---------- Material ----------

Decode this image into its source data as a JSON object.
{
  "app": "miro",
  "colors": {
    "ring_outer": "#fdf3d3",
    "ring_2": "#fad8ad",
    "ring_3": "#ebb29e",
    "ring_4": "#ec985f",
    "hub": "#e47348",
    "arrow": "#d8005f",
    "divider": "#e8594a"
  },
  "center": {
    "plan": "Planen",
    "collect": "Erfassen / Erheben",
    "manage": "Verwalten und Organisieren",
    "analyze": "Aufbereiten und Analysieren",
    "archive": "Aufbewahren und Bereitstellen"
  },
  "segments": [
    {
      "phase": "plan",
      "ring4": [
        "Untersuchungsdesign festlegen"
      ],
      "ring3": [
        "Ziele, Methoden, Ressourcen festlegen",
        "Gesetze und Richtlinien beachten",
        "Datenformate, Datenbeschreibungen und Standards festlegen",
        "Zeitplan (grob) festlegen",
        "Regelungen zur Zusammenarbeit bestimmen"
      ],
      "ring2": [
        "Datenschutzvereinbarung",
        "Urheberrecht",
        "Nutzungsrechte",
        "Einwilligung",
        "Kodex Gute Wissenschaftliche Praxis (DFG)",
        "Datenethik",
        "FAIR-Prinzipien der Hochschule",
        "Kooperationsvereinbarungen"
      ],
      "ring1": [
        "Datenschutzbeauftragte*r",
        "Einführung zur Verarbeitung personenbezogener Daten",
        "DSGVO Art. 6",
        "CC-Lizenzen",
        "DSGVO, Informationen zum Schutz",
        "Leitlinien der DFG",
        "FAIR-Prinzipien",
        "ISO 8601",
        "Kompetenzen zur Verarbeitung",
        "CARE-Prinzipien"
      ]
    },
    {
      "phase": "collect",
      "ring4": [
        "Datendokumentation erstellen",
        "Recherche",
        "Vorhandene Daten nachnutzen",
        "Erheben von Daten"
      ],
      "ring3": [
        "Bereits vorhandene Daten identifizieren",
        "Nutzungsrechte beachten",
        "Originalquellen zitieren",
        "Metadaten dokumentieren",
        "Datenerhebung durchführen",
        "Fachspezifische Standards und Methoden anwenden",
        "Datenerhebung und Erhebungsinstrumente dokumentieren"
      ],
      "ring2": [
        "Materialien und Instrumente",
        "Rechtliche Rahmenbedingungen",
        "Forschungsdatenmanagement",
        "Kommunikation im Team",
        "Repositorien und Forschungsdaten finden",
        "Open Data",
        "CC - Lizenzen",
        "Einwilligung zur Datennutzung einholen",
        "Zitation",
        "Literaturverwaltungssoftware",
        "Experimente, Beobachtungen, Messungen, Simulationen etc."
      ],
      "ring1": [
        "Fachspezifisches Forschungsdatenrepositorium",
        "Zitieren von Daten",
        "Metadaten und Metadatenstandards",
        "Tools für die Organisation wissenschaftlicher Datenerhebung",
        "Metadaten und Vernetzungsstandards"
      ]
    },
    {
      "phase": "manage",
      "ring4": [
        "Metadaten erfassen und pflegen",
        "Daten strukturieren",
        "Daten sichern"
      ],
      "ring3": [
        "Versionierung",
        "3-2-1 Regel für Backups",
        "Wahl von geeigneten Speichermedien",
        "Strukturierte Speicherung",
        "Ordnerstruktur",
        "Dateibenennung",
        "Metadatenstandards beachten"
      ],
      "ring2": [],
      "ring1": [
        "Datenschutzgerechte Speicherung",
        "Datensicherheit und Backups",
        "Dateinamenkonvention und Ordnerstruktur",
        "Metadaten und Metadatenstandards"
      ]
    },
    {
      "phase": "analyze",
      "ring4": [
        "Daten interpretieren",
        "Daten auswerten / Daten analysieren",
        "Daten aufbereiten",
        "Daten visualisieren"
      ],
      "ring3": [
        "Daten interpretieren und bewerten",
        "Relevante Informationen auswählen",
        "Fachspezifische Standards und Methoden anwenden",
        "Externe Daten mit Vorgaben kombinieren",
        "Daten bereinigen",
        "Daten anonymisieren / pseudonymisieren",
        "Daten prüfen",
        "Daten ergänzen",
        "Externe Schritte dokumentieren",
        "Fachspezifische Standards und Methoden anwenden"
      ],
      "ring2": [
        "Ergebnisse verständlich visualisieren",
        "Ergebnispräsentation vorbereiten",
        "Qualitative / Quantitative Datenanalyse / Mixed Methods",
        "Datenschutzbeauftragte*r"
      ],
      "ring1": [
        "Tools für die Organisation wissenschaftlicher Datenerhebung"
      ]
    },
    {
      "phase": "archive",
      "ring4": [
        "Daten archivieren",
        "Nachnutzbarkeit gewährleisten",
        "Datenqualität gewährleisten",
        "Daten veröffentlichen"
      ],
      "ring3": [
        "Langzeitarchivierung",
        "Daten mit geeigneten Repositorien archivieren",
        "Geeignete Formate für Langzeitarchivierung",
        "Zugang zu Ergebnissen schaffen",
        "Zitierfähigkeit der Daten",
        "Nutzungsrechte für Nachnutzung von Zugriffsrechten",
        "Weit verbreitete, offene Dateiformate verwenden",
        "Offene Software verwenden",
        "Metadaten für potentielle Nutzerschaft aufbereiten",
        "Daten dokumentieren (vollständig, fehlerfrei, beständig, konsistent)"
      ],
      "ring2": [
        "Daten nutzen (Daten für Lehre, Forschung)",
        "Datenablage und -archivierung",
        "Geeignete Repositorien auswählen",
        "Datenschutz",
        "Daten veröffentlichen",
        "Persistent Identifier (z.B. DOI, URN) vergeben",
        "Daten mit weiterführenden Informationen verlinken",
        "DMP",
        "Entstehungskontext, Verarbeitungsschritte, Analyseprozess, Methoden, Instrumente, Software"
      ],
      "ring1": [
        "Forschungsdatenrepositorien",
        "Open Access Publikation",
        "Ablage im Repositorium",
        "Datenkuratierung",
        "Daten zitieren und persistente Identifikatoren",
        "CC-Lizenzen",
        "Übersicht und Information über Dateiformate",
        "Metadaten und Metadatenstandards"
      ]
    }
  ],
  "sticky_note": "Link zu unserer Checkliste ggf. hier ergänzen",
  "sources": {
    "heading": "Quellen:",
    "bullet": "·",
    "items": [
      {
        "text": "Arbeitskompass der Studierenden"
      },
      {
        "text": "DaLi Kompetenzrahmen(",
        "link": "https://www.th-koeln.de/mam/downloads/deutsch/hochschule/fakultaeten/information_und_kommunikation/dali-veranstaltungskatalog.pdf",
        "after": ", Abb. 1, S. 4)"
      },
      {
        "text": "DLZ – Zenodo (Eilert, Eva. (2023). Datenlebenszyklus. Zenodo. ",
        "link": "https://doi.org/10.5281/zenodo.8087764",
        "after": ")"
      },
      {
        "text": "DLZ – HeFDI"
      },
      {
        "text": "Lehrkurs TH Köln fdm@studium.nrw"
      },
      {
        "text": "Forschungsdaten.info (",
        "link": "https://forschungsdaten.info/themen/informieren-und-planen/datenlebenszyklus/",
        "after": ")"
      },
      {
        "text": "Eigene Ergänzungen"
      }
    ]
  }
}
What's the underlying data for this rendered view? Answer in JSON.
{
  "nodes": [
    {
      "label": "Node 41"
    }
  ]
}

----------

Task: From the records, copy every line that has the string "dokumentieren" in it.

Output below:
        "Metadaten dokumentieren",
        "Datenerhebung und Erhebungsinstrumente dokumentieren"
        "Externe Schritte dokumentieren",
        "Daten dokumentieren (vollständig, fehlerfrei, beständig, konsistent)"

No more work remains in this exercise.